EXTRACT »
— START —

Fixed, thanks. Good spotting!

Patch

diff --git a/mercurial/bundle2.py b/mercurial/bundle2.py
--- a/mercurial/bundle2.py
+++ b/mercurial/bundle2.py
@@ -83,11 +83,11 @@  Binary format is as follow
 
     The binary format of the header is has follow
 
     :typesize: (one byte)
 
-    :parttype: alphanumerical part name
+    :parttype: alphanumerical part name (restricted to ^a-zA-Z0-9_:-])
 
     :partid: A 32bits integer (unique in the bundle) that can be used to refer
              to this part.
 
     :parameters:
@@ -151,10 +151,11 @@  import struct
 import urllib
 import string
 import obsolete
 import pushkey
 import url
+import re
 
 import changegroup, error
 from i18n import _
 
 _pack = struct.pack
@@ -169,10 +170,17 @@  from i18n import _
 _fpayloadsize = '>i'
 _fpartparamcount = '>BB'
 
 preferedchunksize = 4096
 
+_parttypeforbidden = re.compile('[^a-zA-Z0-9_:-]')
+
+def validateparttype(parttype):
+    """raise ValueError if a parttype contains invalid character"""
+    if _parttypeforbidden.match(parttype):
+        raise ValueError(parttype)
+
 def _makefpartparamsizes(nbparams):
     """return a struct format to read part parameter sizes
 
     The number parameters is variable so we need to build that format
     dynamically.
@@ -189,10 +197,11 @@  def parthandler(parttype, params=()):
         @parthandler('myparttype', ('mandatory', 'param', 'handled'))
         def myparttypehandler(...):
             '''process a part of type "my part".'''
             ...
     """
+    validateparttype(parttype)
     def _decorator(func):
         lparttype = parttype.lower() # enforce lower case matching.
         assert lparttype not in parthandlermapping
         parthandlermapping[lparttype] = func
         func.params = frozenset(params)
@@ -588,10 +597,11 @@  class bundlepart(object):
     Both data and parameters cannot be modified after the generation has begun.
     """
 
     def __init__(self, parttype, mandatoryparams=(), advisoryparams=(),
                  data='', mandatory=True):
+        validateparttype(parttype)
         self.id = None
         self.type = parttype
         self._data = data
         self._mandatoryparams = list(mandatoryparams)
         self._advisoryparams = list(advisoryparams)

— END —

TO DO »
1. Reproduce verbatim everything in the bundle2 patch from "assert lparttype not" down to "self._mandatoryparams = list(mandatoryparams)".
2. Mark each statement yes or no according to the bundle2 patch, and quote the words that decide it: (a) the patch adds an import of the re module; (b) validateparttype raises a KeyError when a part type contains an invalid character; (c) the forbidden-character pattern is stored in a variable named _parttypeforbidden.

DATA LISTING »

— START —

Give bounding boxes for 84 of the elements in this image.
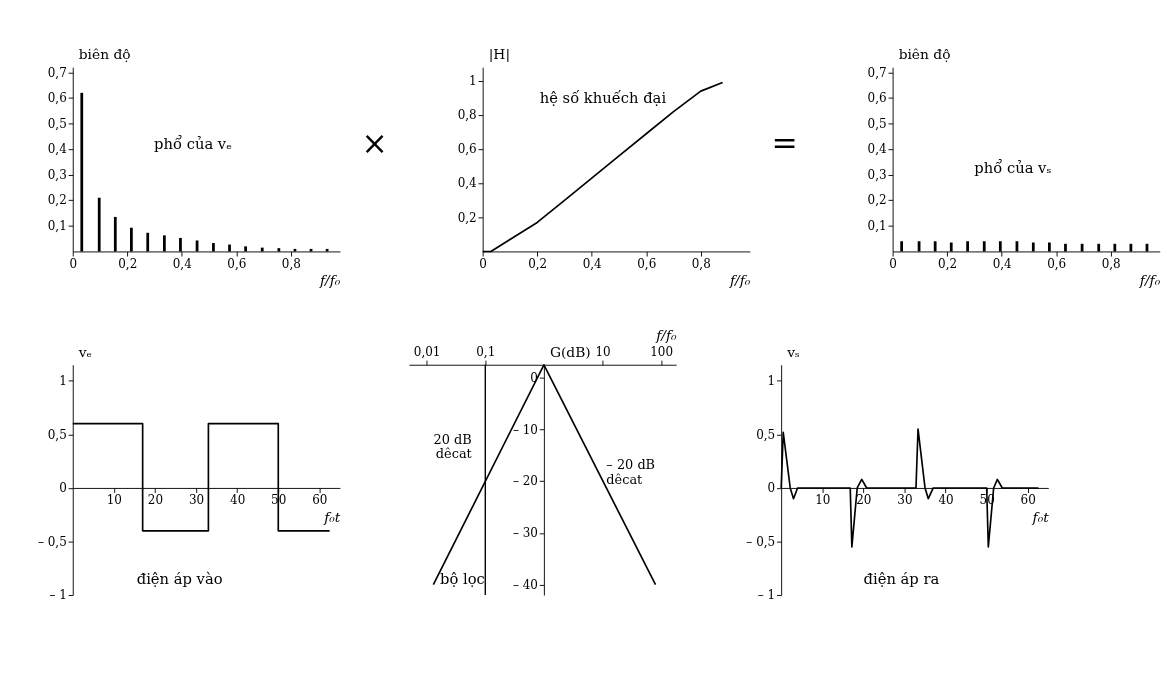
y-tick-label: 0,6 <box>867 91 887 106</box>
x-tick-label: 0,6 <box>1047 256 1067 271</box>
x-tick-label: 0 <box>889 256 897 271</box>
annotation: hệ số khuếch đại <box>539 89 667 107</box>
y-tick-label: 0,5 <box>867 116 887 131</box>
x-tick-label: 0,4 <box>582 256 603 271</box>
y-tick-label: 0,3 <box>47 167 67 182</box>
y-tick-label: 0,2 <box>47 193 67 208</box>
y-tick-label: 0,4 <box>867 142 888 157</box>
y-tick-label: 0 <box>767 481 776 496</box>
x-axis-title: f₀t <box>323 508 341 525</box>
x-tick-label: 10 <box>595 345 611 360</box>
y-axis-title: vₛ <box>786 343 800 360</box>
annotation: – 20 dB dêcat <box>606 457 656 488</box>
y-tick-label: 0,5 <box>47 116 67 131</box>
x-tick-label: 0 <box>479 256 487 271</box>
y-tick-label: – 1 <box>49 588 67 603</box>
y-tick-label: – 30 <box>512 526 538 541</box>
x-tick-label: 100 <box>650 345 674 360</box>
y-tick-label: – 1 <box>757 588 776 603</box>
x-tick-label: 0,01 <box>413 345 441 360</box>
y-axis-title: biên độ <box>78 46 131 63</box>
x-tick-label: 40 <box>230 493 246 508</box>
y-axis-title: G(dB) <box>549 343 591 360</box>
y-tick-label: – 10 <box>512 422 538 437</box>
y-tick-label: 0 <box>59 481 67 496</box>
x-tick-label: 30 <box>188 493 205 508</box>
y-tick-label: 0,4 <box>457 176 478 191</box>
x-tick-label: 10 <box>815 493 831 508</box>
y-tick-label: 1 <box>767 374 776 388</box>
annotation: điện áp ra <box>863 569 940 587</box>
text: × <box>361 124 388 161</box>
x-axis-title: f₀t <box>1031 508 1050 525</box>
x-tick-label: 0,4 <box>992 256 1013 271</box>
y-tick-label: 0,1 <box>867 219 887 234</box>
x-tick-label: 0,8 <box>1101 256 1121 271</box>
text: = <box>771 124 798 161</box>
x-tick-label: 0,8 <box>281 256 301 271</box>
x-tick-label: 0,2 <box>938 256 958 271</box>
x-axis-title: f/f₀ <box>655 327 678 344</box>
y-tick-label: 0,6 <box>457 142 477 157</box>
x-tick-label: 60 <box>312 493 328 508</box>
x-tick-label: 0,8 <box>691 256 711 271</box>
y-tick-label: 0,8 <box>457 108 477 123</box>
y-axis-title: |H| <box>488 46 511 63</box>
x-axis-title: f/f₀ <box>318 272 341 289</box>
y-tick-label: 0,2 <box>457 210 477 225</box>
x-tick-label: 60 <box>1020 493 1036 508</box>
x-tick-label: 0,2 <box>118 256 138 271</box>
y-axis-title: biên độ <box>898 46 951 63</box>
x-tick-label: 40 <box>938 493 954 508</box>
y-tick-label: – 0,5 <box>37 534 67 549</box>
x-tick-label: 0 <box>69 256 78 271</box>
y-tick-label: 0,5 <box>47 427 67 442</box>
annotation: phổ của vₛ <box>974 159 1052 177</box>
y-tick-label: 0,5 <box>756 427 776 442</box>
x-tick-label: 0,6 <box>637 256 657 271</box>
y-tick-label: 0,1 <box>47 219 67 234</box>
annotation: phổ của vₑ <box>154 135 233 153</box>
annotation: 20 dB dêcat <box>433 431 473 462</box>
x-tick-label: 0,6 <box>227 256 247 271</box>
y-tick-label: 1 <box>59 374 67 388</box>
y-tick-label: 0,7 <box>47 65 67 80</box>
x-tick-label: 10 <box>106 493 122 508</box>
x-tick-label: 20 <box>147 493 164 508</box>
annotation: điện áp vào <box>136 569 223 587</box>
y-tick-label: 0,6 <box>47 91 67 106</box>
x-axis-title: f/f₀ <box>728 272 751 289</box>
x-tick-label: 0,1 <box>476 345 496 360</box>
x-tick-label: 0,2 <box>528 256 548 271</box>
y-tick-label: 0,2 <box>867 193 887 208</box>
y-tick-label: – 40 <box>512 577 538 592</box>
x-tick-label: 30 <box>897 493 913 508</box>
x-tick-label: 20 <box>856 493 872 508</box>
annotation: bộ lọc <box>440 569 485 587</box>
y-tick-label: 0,3 <box>867 167 887 182</box>
y-tick-label: – 20 <box>512 474 538 489</box>
y-axis-title: vₑ <box>77 343 92 360</box>
x-tick-label: 0,4 <box>172 256 193 271</box>
y-tick-label: – 0,5 <box>746 534 776 549</box>
y-tick-label: 0,4 <box>47 142 68 157</box>
y-tick-label: 0,7 <box>867 65 887 80</box>
x-axis-title: f/f₀ <box>1138 272 1161 289</box>
y-tick-label: 1 <box>469 74 477 89</box>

— END —

WORKED SOLUTIONS »
1.
assert lparttype not in parthandlermapping
         parthandlermapping[lparttype] = func
         func.params = frozenset(params)
@@ -588,10 +597,11 @@  class bundlepart(object):
     Both data and parameters cannot be modified after the generation has begun.
     """
 
     def __init__(self, parttype, mandatoryparams=(), advisoryparams=(),
                  data='', mandatory=True):
+        validateparttype(parttype)
         self.id = None
         self.type = parttype
         self._data = data
         self._mandatoryparams = list(mandatoryparams)

2.
(a) Yes: "+import re"
(b) No: "raise ValueError(parttype)"
(c) Yes: "_parttypeforbidden = re.compile('[^a-zA-Z0-9_:-]')"